EXERCISE GOAL:
Skip the pictures and repeat each line of the data exactly.

--- GIVEN DATA ---

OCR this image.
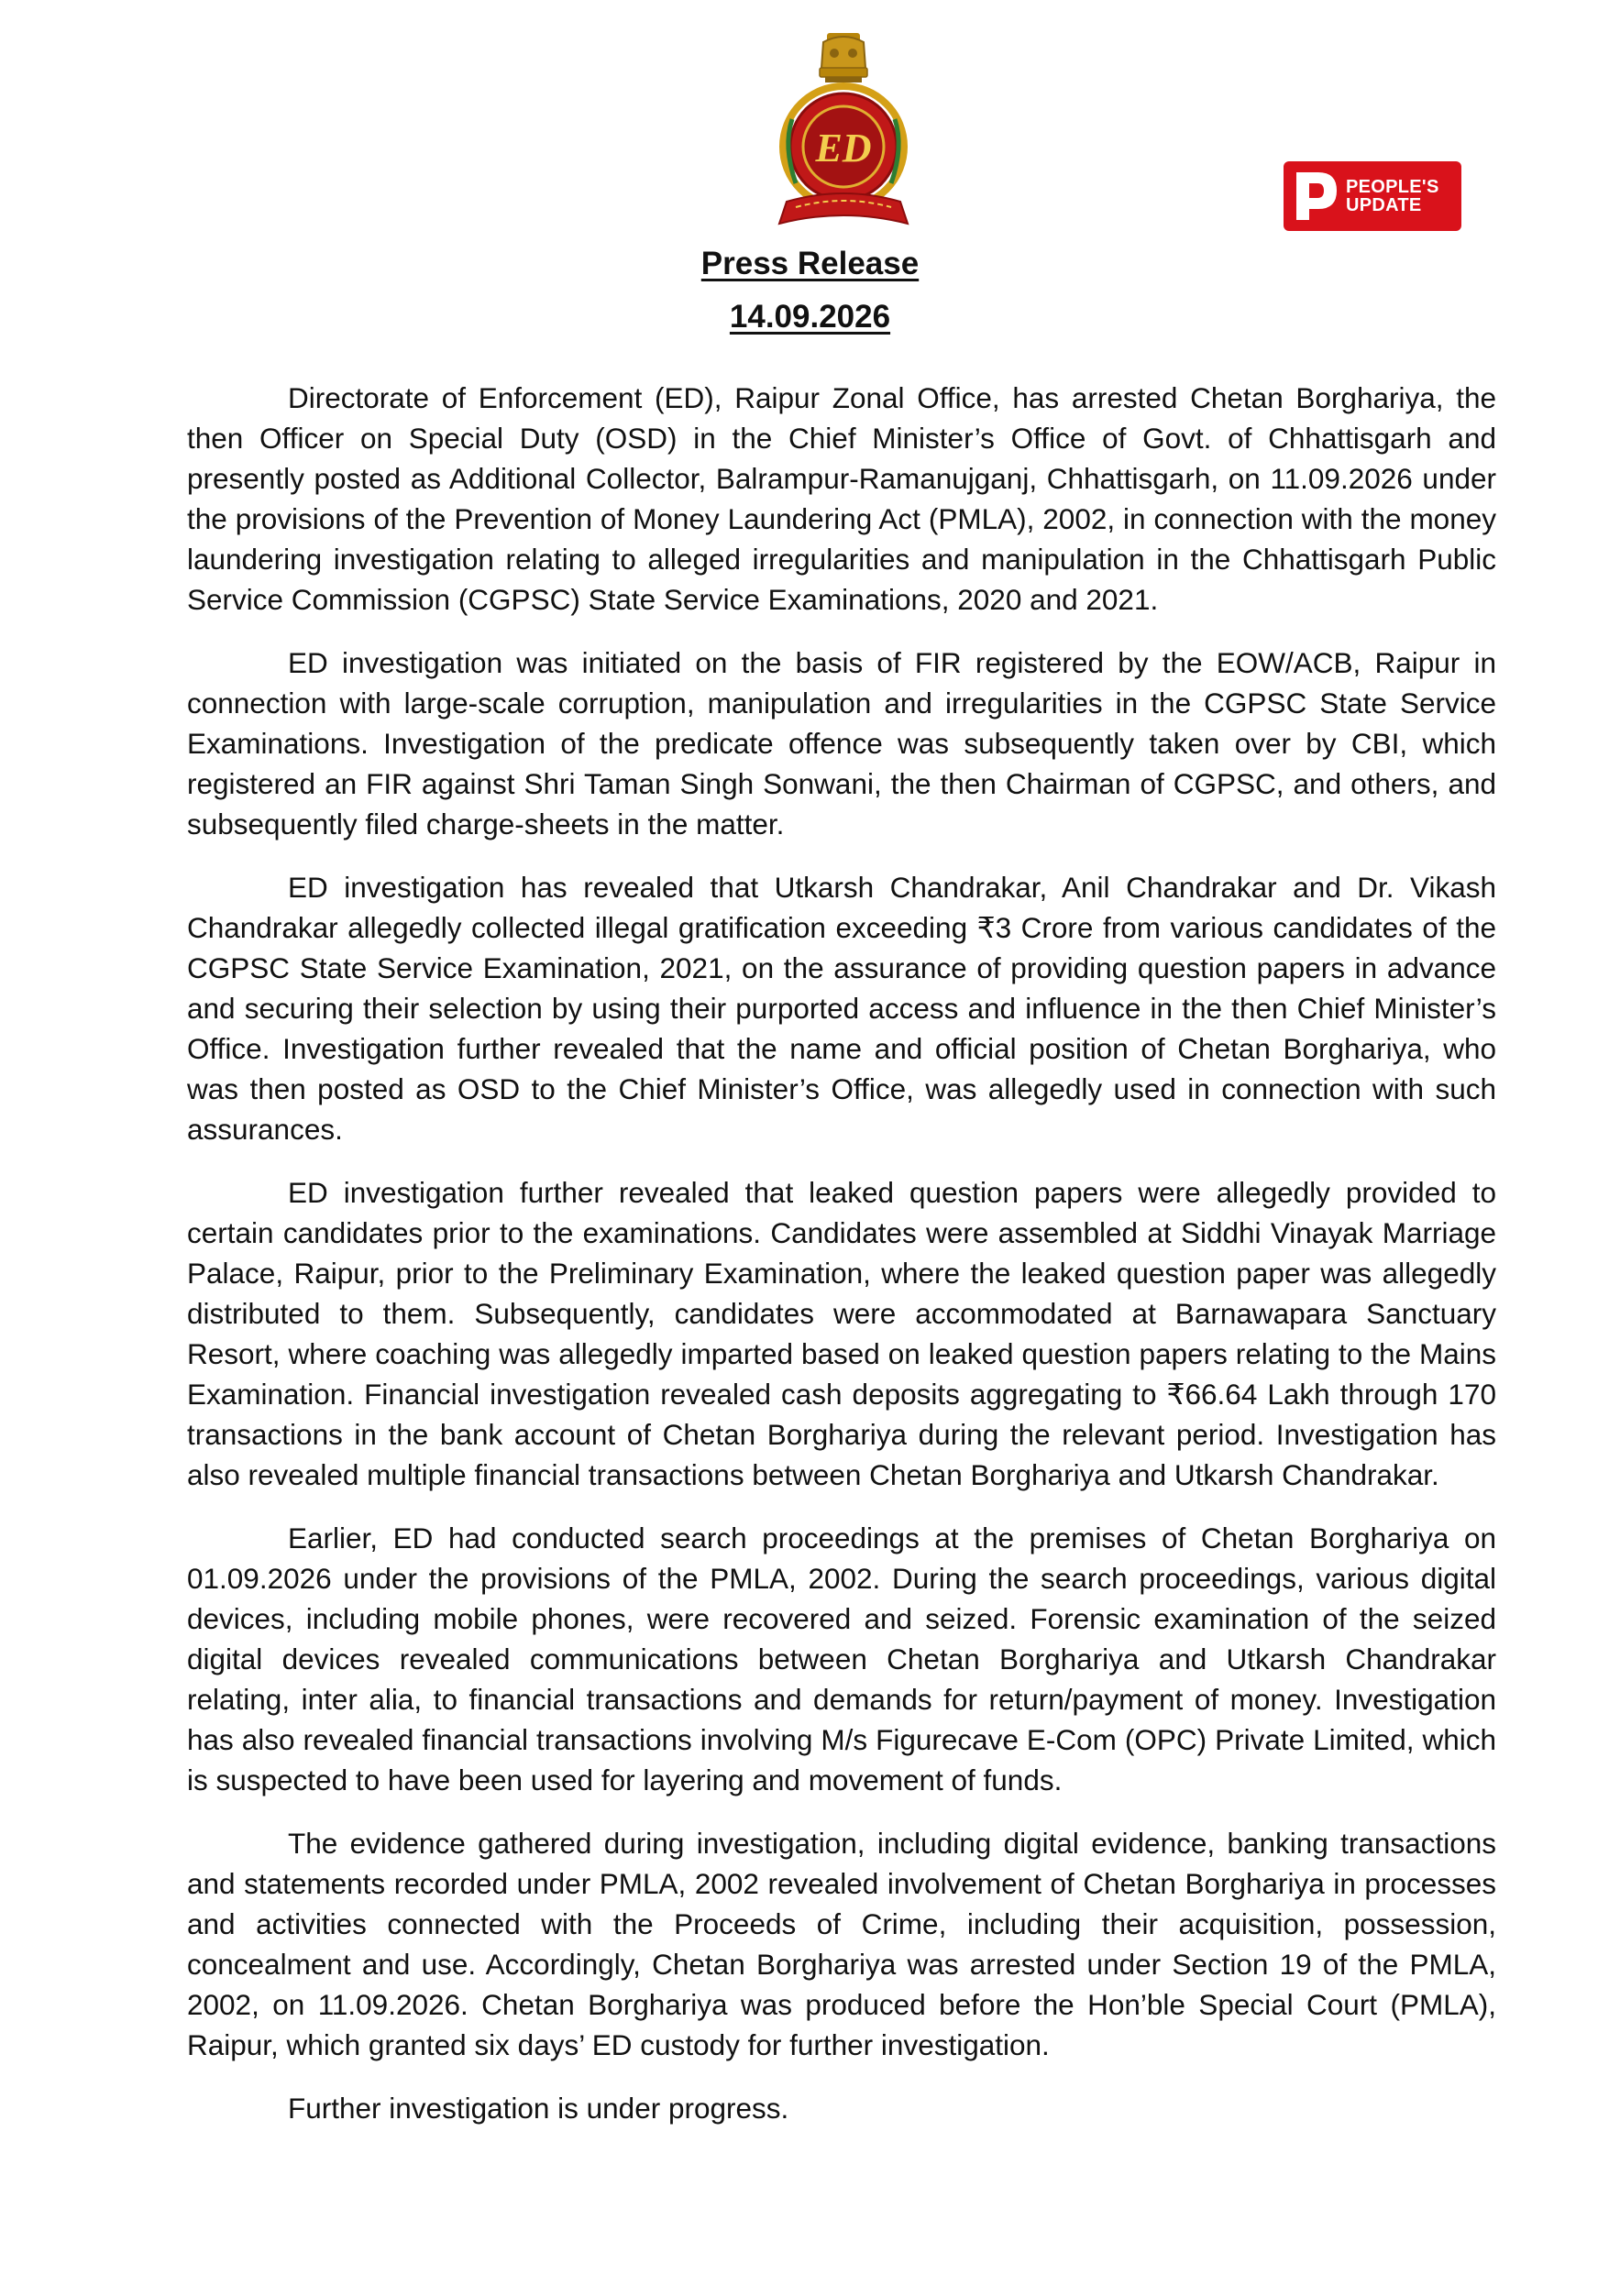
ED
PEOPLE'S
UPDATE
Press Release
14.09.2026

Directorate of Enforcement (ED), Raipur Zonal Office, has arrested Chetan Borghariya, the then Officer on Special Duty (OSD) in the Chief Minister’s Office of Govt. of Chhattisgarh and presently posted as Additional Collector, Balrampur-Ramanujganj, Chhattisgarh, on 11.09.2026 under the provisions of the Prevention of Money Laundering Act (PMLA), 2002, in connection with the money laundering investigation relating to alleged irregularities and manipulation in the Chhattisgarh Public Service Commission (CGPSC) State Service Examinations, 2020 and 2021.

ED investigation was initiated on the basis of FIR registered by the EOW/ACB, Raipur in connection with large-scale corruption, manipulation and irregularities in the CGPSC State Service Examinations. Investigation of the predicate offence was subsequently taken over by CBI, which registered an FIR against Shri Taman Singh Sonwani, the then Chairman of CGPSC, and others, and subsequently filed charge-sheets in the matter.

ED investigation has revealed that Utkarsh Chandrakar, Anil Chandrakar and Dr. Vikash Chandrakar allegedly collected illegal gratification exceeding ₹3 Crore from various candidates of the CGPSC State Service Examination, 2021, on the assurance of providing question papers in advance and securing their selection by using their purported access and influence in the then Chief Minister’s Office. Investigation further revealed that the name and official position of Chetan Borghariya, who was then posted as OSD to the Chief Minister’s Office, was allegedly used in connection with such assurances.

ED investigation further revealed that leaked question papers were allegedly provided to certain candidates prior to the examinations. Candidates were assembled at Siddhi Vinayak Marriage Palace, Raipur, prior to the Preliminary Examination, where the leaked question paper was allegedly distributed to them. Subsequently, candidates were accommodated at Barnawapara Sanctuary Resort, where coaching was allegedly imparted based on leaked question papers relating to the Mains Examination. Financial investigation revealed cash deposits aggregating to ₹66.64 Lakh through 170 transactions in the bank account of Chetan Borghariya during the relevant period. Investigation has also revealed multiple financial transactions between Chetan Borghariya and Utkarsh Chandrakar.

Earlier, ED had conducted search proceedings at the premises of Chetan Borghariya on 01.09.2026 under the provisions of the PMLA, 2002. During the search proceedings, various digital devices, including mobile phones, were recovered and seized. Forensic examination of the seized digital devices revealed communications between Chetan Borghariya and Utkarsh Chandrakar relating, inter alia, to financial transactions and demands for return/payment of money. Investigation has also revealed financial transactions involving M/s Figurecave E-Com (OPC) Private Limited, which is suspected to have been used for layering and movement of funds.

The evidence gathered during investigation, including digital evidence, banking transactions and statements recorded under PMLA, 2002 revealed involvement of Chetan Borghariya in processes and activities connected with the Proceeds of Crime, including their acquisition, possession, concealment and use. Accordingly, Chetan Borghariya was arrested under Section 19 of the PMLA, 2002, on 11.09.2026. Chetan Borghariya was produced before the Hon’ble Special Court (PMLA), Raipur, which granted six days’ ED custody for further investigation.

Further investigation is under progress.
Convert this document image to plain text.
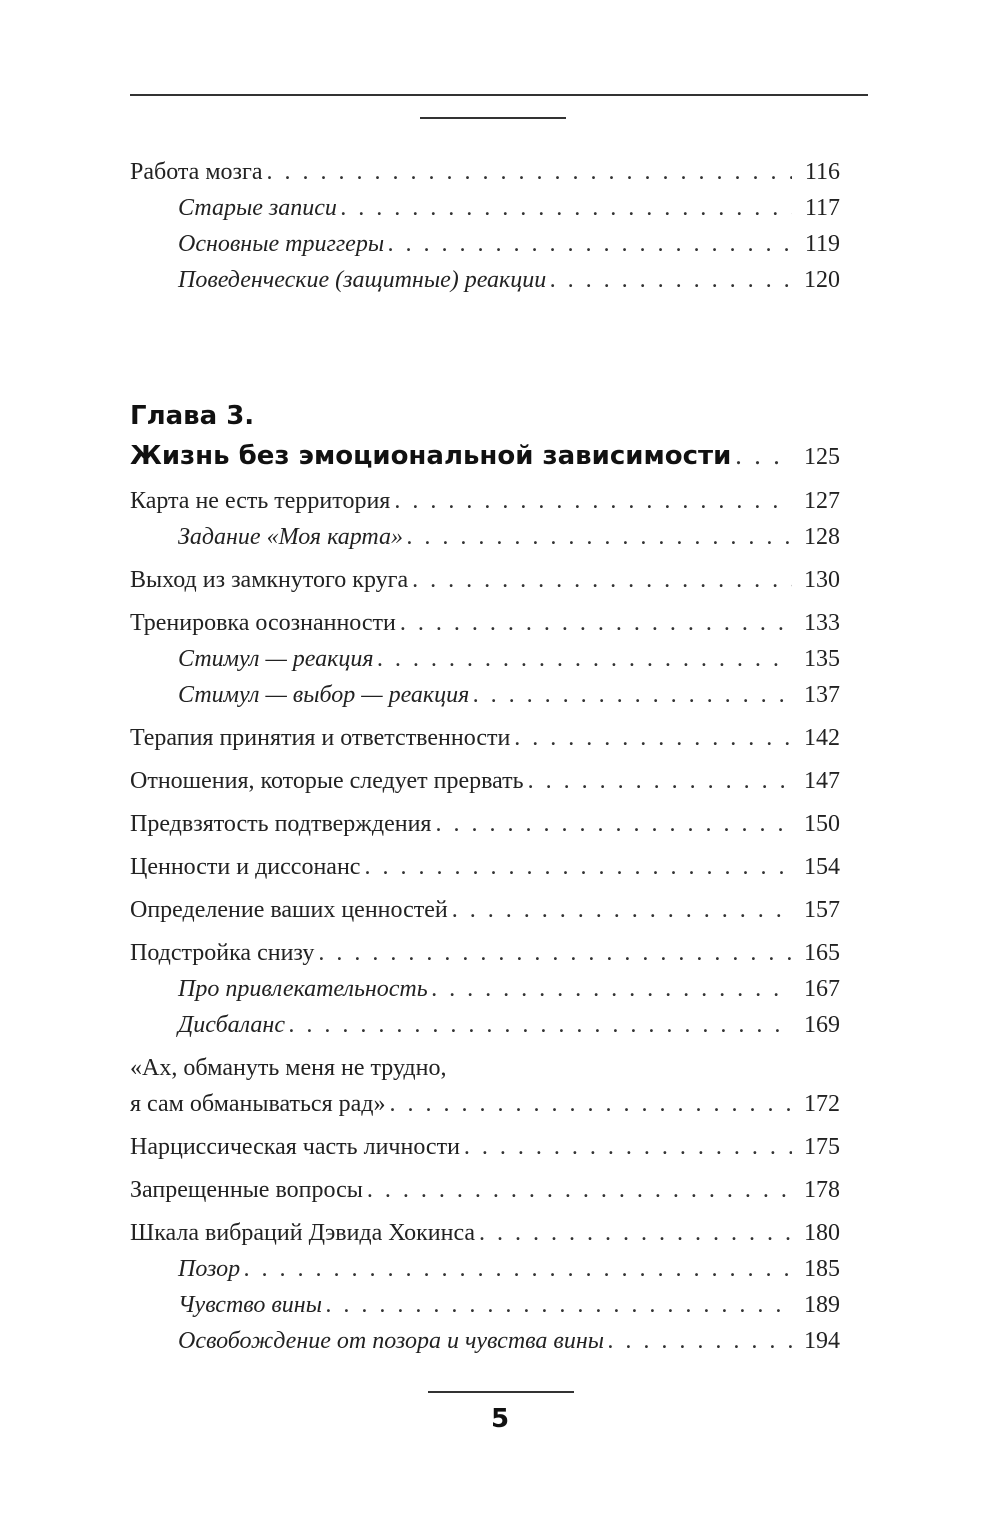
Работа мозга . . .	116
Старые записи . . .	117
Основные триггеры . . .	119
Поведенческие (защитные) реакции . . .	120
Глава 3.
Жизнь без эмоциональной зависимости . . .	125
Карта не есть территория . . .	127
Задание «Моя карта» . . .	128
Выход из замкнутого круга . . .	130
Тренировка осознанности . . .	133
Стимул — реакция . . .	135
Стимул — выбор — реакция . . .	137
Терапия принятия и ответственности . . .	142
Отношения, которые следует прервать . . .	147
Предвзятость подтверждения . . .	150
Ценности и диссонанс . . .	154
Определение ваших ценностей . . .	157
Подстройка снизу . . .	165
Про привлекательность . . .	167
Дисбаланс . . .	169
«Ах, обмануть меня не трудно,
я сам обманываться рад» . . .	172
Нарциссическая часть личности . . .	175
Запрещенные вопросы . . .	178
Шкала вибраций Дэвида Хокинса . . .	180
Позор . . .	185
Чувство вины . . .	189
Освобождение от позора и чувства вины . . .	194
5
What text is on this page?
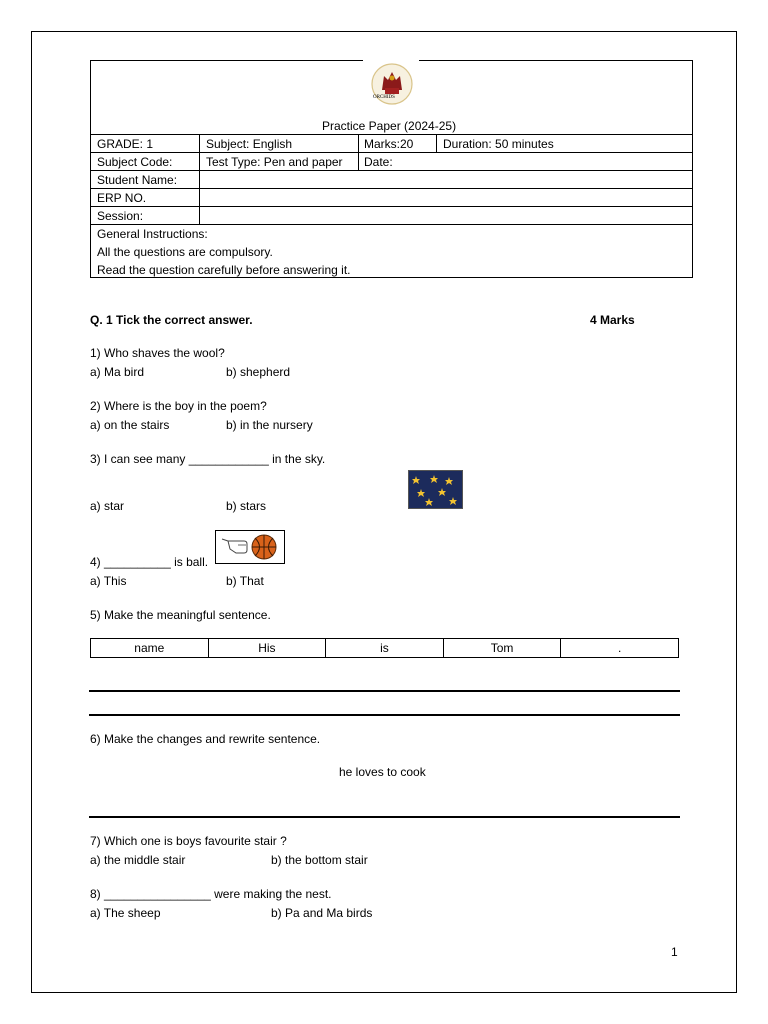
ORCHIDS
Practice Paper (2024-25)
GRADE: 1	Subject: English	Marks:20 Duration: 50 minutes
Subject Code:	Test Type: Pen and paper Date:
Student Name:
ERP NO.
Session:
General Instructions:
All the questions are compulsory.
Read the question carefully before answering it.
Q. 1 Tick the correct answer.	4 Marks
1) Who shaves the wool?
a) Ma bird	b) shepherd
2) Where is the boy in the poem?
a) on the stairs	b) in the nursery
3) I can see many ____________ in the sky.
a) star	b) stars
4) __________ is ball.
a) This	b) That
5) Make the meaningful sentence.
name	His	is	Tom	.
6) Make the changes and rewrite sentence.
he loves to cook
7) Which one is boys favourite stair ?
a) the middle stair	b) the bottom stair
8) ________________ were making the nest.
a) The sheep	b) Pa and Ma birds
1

---

WRITTEN REPLY:
OCR this image.
ED
PEOPLE'S
UPDATE
Press Release
14.09.2026

Directorate of Enforcement (ED), Raipur Zonal Office, has arrested Chetan Borghariya, the then Officer on Special Duty (OSD) in the Chief Minister’s Office of Govt. of Chhattisgarh and presently posted as Additional Collector, Balrampur-Ramanujganj, Chhattisgarh, on 11.09.2026 under the provisions of the Prevention of Money Laundering Act (PMLA), 2002, in connection with the money laundering investigation relating to alleged irregularities and manipulation in the Chhattisgarh Public Service Commission (CGPSC) State Service Examinations, 2020 and 2021.

ED investigation was initiated on the basis of FIR registered by the EOW/ACB, Raipur in connection with large-scale corruption, manipulation and irregularities in the CGPSC State Service Examinations. Investigation of the predicate offence was subsequently taken over by CBI, which registered an FIR against Shri Taman Singh Sonwani, the then Chairman of CGPSC, and others, and subsequently filed charge-sheets in the matter.

ED investigation has revealed that Utkarsh Chandrakar, Anil Chandrakar and Dr. Vikash Chandrakar allegedly collected illegal gratification exceeding ₹3 Crore from various candidates of the CGPSC State Service Examination, 2021, on the assurance of providing question papers in advance and securing their selection by using their purported access and influence in the then Chief Minister’s Office. Investigation further revealed that the name and official position of Chetan Borghariya, who was then posted as OSD to the Chief Minister’s Office, was allegedly used in connection with such assurances.

ED investigation further revealed that leaked question papers were allegedly provided to certain candidates prior to the examinations. Candidates were assembled at Siddhi Vinayak Marriage Palace, Raipur, prior to the Preliminary Examination, where the leaked question paper was allegedly distributed to them. Subsequently, candidates were accommodated at Barnawapara Sanctuary Resort, where coaching was allegedly imparted based on leaked question papers relating to the Mains Examination. Financial investigation revealed cash deposits aggregating to ₹66.64 Lakh through 170 transactions in the bank account of Chetan Borghariya during the relevant period. Investigation has also revealed multiple financial transactions between Chetan Borghariya and Utkarsh Chandrakar.

Earlier, ED had conducted search proceedings at the premises of Chetan Borghariya on 01.09.2026 under the provisions of the PMLA, 2002. During the search proceedings, various digital devices, including mobile phones, were recovered and seized. Forensic examination of the seized digital devices revealed communications between Chetan Borghariya and Utkarsh Chandrakar relating, inter alia, to financial transactions and demands for return/payment of money. Investigation has also revealed financial transactions involving M/s Figurecave E-Com (OPC) Private Limited, which is suspected to have been used for layering and movement of funds.

The evidence gathered during investigation, including digital evidence, banking transactions and statements recorded under PMLA, 2002 revealed involvement of Chetan Borghariya in processes and activities connected with the Proceeds of Crime, including their acquisition, possession, concealment and use. Accordingly, Chetan Borghariya was arrested under Section 19 of the PMLA, 2002, on 11.09.2026. Chetan Borghariya was produced before the Hon’ble Special Court (PMLA), Raipur, which granted six days’ ED custody for further investigation.

Further investigation is under progress.
Convert this document image to plain text.
Работа мозга . . .	116
Старые записи . . .	117
Основные триггеры . . .	119
Поведенческие (защитные) реакции . . .	120
Глава 3.
Жизнь без эмоциональной зависимости . . .	125
Карта не есть территория . . .	127
Задание «Моя карта» . . .	128
Выход из замкнутого круга . . .	130
Тренировка осознанности . . .	133
Стимул — реакция . . .	135
Стимул — выбор — реакция . . .	137
Терапия принятия и ответственности . . .	142
Отношения, которые следует прервать . . .	147
Предвзятость подтверждения . . .	150
Ценности и диссонанс . . .	154
Определение ваших ценностей . . .	157
Подстройка снизу . . .	165
Про привлекательность . . .	167
Дисбаланс . . .	169
«Ах, обмануть меня не трудно,
я сам обманываться рад» . . .	172
Нарциссическая часть личности . . .	175
Запрещенные вопросы . . .	178
Шкала вибраций Дэвида Хокинса . . .	180
Позор . . .	185
Чувство вины . . .	189
Освобождение от позора и чувства вины . . .	194
5
What text is on this page?
ORCHIDS
Practice Paper (2024-25)
GRADE: 1	Subject: English	Marks:20 Duration: 50 minutes
Subject Code:	Test Type: Pen and paper Date:
Student Name:
ERP NO.
Session:
General Instructions:
All the questions are compulsory.
Read the question carefully before answering it.
Q. 1 Tick the correct answer.	4 Marks
1) Who shaves the wool?
a) Ma bird	b) shepherd
2) Where is the boy in the poem?
a) on the stairs	b) in the nursery
3) I can see many ____________ in the sky.
a) star	b) stars
4) __________ is ball.
a) This	b) That
5) Make the meaningful sentence.
name	His	is	Tom	.
6) Make the changes and rewrite sentence.
he loves to cook
7) Which one is boys favourite stair ?
a) the middle stair	b) the bottom stair
8) ________________ were making the nest.
a) The sheep	b) Pa and Ma birds
1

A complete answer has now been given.